WHAT THE EXERCISE ASKS: Search the material below for the string "value" and extract each line that has it.

=== DATASET EXTRACT ===

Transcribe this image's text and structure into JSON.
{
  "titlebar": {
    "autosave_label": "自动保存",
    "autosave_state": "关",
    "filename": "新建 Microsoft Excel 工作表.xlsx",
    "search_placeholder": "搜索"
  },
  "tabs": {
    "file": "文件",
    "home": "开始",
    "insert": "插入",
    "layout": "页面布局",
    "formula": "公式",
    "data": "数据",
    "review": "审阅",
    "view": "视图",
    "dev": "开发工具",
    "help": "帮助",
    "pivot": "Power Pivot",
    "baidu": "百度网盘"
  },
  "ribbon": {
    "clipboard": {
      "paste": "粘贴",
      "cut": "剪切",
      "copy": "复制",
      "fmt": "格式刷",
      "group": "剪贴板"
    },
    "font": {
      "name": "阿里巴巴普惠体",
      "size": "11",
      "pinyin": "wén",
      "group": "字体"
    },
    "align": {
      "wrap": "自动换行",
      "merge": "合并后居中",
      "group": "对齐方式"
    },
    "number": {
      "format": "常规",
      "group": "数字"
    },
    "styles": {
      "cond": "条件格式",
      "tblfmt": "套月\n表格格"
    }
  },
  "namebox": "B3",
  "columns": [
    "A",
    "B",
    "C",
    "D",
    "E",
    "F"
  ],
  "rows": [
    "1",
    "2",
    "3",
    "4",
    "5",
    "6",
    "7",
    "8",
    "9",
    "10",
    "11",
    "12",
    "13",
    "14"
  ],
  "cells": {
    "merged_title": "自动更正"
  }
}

===
=== DATASET EXTRACT ===

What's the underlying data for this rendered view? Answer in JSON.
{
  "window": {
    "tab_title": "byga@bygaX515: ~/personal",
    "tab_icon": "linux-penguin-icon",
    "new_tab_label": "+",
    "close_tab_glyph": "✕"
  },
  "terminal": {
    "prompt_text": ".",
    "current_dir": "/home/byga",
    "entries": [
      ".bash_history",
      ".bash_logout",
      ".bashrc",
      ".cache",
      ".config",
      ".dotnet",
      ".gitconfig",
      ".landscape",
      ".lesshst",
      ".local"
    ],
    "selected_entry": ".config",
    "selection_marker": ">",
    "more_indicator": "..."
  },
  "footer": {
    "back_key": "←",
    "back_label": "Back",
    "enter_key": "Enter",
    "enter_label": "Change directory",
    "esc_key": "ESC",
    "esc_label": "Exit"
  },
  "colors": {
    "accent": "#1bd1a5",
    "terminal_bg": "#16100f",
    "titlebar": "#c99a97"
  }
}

===
=== DATASET EXTRACT ===

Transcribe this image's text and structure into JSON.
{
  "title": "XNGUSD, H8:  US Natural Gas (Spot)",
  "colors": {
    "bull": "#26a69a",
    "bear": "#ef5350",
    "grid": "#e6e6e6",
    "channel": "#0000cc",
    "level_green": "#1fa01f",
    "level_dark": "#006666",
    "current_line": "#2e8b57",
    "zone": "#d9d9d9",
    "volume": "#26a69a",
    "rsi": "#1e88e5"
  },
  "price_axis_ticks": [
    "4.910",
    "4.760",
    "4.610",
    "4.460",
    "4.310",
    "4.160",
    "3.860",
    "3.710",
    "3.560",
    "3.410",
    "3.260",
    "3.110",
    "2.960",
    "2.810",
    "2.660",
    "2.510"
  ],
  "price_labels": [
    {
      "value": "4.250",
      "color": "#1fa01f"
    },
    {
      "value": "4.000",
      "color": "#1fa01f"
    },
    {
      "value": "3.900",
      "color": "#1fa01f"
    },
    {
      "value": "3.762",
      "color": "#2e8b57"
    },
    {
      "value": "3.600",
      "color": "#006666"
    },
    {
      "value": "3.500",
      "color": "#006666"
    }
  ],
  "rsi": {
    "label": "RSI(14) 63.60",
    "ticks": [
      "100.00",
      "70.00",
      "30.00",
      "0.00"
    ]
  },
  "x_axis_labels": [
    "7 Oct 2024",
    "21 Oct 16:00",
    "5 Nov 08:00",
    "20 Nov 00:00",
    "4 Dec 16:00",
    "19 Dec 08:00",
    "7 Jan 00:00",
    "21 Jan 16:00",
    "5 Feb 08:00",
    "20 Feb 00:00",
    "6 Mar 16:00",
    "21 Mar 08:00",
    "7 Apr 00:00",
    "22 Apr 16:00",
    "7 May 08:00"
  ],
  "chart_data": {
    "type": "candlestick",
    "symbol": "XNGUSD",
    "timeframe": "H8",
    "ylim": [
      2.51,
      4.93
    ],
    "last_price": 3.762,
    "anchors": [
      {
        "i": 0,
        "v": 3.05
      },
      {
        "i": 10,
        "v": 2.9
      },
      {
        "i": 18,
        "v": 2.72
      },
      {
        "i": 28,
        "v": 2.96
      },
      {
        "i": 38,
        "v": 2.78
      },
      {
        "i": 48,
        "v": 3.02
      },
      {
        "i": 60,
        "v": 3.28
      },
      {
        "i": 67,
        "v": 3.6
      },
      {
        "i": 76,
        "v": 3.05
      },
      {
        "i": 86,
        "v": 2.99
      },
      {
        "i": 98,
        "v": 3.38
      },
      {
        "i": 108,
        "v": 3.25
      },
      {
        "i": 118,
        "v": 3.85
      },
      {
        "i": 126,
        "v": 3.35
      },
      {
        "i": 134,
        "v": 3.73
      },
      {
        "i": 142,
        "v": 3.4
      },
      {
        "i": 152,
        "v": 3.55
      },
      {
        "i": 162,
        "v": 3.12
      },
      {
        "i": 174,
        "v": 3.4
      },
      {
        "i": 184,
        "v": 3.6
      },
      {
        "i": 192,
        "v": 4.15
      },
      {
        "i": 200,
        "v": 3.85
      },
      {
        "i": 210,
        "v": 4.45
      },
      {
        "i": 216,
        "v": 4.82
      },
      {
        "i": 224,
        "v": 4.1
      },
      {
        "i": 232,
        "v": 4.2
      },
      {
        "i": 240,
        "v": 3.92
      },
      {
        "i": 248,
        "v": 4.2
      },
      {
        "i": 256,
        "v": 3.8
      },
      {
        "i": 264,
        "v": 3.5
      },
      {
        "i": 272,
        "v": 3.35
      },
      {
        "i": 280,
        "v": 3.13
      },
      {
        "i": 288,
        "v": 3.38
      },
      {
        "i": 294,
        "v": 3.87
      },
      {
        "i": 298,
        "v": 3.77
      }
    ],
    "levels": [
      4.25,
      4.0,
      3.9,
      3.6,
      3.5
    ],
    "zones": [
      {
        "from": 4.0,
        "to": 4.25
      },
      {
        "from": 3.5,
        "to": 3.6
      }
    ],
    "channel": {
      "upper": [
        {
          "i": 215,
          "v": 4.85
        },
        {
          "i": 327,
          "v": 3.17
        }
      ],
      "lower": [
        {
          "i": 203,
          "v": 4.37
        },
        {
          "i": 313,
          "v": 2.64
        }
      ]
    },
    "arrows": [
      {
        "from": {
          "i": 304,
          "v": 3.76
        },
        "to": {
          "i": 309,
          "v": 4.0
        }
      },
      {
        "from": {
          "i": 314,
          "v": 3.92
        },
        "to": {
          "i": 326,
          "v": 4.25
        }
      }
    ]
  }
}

===

RESULT OF THIS EXERCISE:
      "value": "4.250",
      "value": "4.000",
      "value": "3.900",
      "value": "3.762",
      "value": "3.600",
      "value": "3.500",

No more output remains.